* start *

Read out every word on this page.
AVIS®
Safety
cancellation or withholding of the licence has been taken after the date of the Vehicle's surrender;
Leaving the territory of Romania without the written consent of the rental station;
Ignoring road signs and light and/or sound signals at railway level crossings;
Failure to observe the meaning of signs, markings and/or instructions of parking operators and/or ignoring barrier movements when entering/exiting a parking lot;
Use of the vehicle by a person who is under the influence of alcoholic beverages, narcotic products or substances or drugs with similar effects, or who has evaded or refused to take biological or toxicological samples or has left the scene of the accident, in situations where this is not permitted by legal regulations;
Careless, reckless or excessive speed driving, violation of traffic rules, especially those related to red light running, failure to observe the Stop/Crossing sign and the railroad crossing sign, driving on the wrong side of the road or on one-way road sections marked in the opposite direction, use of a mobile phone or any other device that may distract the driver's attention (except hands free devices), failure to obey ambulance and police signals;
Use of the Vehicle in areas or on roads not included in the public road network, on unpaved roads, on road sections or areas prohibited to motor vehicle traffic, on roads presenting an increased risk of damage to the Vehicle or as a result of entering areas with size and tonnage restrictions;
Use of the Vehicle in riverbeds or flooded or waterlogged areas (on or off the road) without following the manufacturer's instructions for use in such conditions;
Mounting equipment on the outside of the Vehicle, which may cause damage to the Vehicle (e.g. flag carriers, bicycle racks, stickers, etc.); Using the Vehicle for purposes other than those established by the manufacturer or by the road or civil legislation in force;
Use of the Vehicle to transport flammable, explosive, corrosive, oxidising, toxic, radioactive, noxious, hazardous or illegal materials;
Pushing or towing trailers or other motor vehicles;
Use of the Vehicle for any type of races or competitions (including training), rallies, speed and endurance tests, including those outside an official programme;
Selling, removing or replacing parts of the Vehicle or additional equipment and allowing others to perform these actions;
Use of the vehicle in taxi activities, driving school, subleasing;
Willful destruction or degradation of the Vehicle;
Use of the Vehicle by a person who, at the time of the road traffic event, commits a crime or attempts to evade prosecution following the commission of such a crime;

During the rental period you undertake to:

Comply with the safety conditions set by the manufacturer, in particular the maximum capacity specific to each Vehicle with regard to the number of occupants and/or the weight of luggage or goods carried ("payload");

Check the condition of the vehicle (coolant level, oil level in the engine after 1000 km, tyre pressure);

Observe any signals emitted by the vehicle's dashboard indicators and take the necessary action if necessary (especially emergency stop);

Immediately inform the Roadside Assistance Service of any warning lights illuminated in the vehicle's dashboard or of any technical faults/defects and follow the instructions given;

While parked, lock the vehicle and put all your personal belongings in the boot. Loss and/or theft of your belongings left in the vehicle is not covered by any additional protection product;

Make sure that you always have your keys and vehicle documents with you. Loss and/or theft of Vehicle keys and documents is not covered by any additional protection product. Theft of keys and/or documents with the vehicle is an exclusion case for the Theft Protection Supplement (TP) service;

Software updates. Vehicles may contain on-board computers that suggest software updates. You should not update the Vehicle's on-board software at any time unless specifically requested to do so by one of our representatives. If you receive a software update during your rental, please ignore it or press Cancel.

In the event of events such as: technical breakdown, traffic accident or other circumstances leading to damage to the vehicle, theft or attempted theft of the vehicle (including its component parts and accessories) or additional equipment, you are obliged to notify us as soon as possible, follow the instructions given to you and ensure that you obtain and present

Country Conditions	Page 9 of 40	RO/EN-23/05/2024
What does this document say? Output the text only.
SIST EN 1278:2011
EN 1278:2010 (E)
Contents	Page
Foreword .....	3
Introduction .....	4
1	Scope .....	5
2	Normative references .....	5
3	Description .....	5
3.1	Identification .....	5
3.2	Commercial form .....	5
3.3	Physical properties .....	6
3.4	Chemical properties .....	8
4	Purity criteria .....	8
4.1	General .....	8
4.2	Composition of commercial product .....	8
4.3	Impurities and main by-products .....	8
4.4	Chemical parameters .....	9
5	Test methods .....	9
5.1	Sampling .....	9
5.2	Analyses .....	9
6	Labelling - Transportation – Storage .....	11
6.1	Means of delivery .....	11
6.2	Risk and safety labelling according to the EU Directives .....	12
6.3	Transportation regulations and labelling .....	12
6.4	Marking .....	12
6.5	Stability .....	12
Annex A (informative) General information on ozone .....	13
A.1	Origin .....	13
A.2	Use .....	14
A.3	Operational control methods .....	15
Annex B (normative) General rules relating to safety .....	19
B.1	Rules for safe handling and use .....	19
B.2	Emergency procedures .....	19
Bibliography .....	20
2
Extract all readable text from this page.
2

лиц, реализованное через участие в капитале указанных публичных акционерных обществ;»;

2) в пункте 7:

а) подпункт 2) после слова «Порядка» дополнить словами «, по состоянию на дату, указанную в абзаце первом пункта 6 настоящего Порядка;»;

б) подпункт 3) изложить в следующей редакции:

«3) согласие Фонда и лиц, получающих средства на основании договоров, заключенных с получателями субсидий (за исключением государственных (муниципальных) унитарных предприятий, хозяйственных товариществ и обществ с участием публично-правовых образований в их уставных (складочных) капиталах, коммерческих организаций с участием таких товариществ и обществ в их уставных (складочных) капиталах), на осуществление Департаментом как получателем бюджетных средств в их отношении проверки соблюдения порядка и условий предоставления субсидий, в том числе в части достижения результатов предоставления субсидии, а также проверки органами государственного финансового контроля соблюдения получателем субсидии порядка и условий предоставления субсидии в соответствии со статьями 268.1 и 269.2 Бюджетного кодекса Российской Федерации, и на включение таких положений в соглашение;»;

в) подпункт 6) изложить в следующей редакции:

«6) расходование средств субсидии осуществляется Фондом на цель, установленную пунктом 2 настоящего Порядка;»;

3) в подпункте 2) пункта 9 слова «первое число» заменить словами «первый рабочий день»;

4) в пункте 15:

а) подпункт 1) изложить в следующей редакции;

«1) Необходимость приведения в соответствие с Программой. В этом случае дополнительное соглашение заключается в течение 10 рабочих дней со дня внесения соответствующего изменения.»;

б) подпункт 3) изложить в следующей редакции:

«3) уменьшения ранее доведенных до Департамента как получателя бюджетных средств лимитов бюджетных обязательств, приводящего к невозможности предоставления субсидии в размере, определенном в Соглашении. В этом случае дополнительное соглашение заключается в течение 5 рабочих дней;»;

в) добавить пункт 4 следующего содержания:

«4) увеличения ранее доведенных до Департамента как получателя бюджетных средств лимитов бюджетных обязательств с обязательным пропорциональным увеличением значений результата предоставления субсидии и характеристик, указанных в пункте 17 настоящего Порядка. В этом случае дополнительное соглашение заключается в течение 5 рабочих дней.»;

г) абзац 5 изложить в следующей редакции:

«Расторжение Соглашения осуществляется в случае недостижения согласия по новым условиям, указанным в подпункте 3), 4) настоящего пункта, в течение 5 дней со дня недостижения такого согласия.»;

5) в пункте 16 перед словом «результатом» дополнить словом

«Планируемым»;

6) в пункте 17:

* end *

◆ YOUR GOAL
Using the records above, copy each line that contains "словами".

◆ WORKED SOLUTION
а) подпункт 2) после слова «Порядка» дополнить словами «, по состоянию на дату, указанную в абзаце первом пункта 6 настоящего Порядка;»;
3) в подпункте 2) пункта 9 слова «первое число» заменить словами «первый рабочий день»;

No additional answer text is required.